◆ Given data:
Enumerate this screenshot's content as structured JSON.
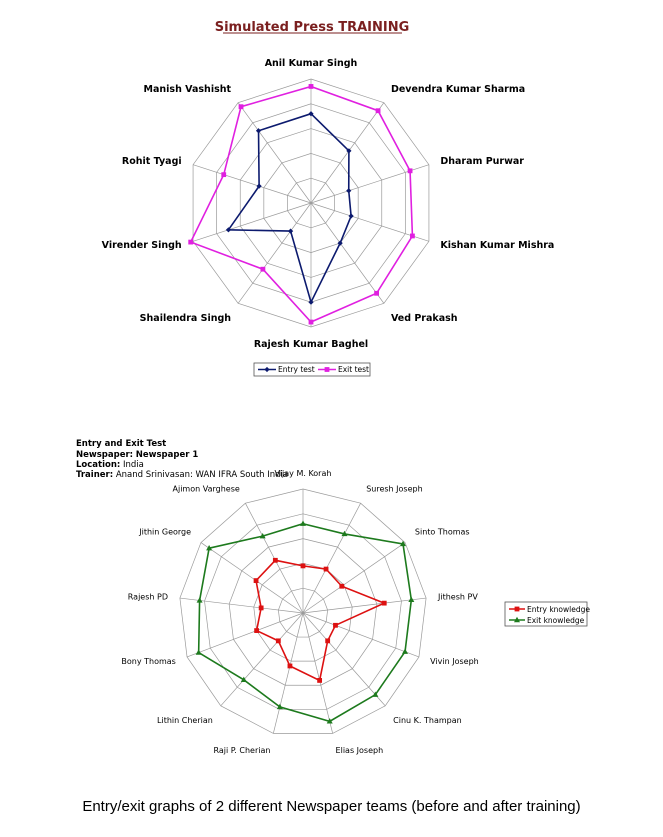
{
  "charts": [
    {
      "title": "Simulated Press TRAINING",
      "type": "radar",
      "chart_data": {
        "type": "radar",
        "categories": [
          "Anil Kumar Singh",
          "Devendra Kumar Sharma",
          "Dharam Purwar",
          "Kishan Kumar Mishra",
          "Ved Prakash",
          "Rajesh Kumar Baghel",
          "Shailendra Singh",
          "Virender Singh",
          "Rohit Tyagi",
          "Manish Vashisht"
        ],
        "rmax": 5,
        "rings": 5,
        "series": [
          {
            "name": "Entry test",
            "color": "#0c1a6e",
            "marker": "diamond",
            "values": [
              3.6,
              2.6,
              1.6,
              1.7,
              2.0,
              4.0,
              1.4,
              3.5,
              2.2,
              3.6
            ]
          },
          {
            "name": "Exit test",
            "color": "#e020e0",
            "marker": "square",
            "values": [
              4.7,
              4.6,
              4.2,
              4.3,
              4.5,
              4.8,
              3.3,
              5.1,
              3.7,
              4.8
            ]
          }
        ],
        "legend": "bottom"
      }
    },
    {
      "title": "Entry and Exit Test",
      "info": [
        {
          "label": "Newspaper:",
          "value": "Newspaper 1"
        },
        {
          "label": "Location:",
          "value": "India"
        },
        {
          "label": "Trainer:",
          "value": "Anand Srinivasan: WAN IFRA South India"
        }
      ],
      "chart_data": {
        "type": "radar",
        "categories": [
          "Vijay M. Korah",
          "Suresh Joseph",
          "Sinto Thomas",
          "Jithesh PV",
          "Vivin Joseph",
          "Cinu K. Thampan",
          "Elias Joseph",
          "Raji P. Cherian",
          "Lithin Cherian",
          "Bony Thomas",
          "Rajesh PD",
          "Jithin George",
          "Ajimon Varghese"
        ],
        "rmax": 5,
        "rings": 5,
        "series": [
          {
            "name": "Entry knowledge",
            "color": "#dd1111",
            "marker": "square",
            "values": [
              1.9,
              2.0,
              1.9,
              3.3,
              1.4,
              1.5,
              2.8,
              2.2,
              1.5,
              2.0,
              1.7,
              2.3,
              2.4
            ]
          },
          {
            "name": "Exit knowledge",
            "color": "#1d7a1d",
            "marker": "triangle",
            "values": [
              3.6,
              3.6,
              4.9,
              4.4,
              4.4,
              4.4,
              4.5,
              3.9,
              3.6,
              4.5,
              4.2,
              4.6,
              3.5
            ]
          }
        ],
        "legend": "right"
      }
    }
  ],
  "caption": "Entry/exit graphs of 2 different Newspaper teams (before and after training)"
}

◆ Stated exercise: Pick out all lines containing the string "Kumar".

◆ Result of this exercise:
          "Anil Kumar Singh",
          "Devendra Kumar Sharma",
          "Kishan Kumar Mishra",
          "Rajesh Kumar Baghel",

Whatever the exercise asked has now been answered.